• **Stated task**:
Copy out the lines that include the word "JSON".

• **Raw data**:
_____

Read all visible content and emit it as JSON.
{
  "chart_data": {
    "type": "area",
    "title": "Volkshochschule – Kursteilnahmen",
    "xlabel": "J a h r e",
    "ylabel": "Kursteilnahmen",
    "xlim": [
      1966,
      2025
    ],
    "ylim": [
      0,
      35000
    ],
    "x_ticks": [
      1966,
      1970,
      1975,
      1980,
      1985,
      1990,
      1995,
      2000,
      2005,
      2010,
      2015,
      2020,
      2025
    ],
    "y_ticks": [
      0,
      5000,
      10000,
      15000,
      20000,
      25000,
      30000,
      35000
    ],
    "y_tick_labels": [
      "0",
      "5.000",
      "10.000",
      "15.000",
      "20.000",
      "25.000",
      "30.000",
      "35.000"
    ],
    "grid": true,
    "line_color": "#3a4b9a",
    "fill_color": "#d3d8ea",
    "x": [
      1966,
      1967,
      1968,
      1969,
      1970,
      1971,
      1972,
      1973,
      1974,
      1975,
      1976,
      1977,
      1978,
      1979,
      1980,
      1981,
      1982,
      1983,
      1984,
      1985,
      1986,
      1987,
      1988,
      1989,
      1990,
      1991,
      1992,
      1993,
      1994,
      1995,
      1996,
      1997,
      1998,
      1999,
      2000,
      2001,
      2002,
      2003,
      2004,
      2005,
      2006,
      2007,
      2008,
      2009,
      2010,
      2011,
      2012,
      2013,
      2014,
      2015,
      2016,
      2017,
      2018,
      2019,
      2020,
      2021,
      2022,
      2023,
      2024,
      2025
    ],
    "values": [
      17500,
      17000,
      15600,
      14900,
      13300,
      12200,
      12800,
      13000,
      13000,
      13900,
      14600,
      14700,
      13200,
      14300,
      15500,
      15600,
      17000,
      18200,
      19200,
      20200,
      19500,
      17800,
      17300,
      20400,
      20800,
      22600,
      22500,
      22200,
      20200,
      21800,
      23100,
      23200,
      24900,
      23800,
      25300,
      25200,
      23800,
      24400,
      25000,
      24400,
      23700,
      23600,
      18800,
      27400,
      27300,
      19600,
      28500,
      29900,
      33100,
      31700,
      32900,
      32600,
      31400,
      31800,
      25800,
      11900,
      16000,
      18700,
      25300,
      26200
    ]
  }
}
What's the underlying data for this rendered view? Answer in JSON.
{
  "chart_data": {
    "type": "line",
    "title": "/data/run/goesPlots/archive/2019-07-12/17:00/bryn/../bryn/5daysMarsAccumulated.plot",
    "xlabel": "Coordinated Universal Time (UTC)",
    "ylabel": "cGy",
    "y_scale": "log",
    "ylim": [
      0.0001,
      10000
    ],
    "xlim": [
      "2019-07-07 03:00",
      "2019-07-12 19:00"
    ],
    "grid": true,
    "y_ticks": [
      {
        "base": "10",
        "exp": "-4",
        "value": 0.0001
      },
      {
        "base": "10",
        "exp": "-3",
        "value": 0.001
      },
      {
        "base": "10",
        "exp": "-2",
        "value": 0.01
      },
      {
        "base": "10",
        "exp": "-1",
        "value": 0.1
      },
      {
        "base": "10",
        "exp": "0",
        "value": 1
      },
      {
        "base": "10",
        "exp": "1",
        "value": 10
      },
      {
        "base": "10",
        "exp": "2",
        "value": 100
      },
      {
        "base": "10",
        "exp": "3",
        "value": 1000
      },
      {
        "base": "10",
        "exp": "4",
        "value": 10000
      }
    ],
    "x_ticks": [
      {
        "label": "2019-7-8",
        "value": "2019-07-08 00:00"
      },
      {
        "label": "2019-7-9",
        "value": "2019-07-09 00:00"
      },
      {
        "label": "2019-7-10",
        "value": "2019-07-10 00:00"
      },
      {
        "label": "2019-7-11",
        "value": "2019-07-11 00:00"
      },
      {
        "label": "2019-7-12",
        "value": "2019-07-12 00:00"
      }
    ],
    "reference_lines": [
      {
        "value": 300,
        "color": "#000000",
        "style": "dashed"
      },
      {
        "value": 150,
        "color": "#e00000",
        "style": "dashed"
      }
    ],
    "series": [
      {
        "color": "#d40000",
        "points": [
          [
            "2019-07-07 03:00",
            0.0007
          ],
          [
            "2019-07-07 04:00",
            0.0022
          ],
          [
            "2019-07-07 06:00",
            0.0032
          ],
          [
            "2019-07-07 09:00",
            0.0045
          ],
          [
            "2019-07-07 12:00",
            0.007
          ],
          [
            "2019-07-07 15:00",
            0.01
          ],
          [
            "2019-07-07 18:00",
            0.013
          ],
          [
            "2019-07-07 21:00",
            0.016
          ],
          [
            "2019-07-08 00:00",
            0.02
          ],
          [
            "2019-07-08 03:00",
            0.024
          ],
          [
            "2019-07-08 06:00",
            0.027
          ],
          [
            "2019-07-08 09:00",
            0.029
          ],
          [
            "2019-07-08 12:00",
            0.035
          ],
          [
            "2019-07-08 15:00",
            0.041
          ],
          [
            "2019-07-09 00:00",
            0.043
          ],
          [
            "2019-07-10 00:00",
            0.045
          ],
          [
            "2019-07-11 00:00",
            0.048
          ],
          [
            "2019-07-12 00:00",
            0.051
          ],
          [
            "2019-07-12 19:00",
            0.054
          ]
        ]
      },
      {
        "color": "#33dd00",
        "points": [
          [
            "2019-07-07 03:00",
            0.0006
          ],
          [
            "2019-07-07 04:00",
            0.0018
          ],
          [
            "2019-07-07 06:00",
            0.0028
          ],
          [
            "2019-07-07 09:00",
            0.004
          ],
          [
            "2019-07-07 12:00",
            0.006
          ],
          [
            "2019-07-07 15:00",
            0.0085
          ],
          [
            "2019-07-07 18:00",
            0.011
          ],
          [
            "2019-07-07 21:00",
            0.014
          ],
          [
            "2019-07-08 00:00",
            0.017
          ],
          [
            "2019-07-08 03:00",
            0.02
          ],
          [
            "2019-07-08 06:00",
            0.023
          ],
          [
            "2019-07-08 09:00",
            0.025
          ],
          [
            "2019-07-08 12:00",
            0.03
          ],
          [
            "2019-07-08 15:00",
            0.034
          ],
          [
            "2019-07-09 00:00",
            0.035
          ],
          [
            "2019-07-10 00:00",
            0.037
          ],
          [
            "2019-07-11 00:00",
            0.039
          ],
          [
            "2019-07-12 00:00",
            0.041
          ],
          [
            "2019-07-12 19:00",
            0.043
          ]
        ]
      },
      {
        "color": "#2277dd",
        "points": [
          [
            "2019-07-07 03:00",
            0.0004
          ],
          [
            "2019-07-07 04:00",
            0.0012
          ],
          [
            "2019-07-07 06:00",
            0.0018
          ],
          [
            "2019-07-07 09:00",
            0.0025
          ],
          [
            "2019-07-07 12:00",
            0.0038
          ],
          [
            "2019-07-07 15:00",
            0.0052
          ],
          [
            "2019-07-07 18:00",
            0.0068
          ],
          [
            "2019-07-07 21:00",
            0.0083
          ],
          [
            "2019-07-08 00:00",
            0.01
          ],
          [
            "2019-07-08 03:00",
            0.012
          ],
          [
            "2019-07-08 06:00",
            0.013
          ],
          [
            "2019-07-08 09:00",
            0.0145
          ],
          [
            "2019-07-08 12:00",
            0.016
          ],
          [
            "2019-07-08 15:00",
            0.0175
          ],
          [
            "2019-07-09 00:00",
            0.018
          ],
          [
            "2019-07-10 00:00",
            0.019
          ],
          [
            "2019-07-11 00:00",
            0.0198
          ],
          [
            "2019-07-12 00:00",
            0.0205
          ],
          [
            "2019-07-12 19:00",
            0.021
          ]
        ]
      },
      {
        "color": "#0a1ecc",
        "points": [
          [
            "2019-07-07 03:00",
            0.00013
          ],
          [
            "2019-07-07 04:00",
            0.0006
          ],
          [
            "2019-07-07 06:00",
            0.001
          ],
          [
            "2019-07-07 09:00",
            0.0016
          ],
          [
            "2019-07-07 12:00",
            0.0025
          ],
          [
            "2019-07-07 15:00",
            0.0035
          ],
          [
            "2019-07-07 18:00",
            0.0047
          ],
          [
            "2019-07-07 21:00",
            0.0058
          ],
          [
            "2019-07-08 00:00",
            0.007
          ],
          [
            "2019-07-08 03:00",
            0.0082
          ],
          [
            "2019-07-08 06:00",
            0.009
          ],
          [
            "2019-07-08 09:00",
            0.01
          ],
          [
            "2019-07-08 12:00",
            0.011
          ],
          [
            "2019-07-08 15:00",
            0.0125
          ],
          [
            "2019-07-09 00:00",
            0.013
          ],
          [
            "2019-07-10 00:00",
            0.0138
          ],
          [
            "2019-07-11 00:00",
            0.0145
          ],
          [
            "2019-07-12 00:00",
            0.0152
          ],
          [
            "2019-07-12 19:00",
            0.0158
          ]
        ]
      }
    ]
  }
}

_____

• **Answer to this task**:
Read all visible content and emit it as JSON.
What's the underlying data for this rendered view? Answer in JSON.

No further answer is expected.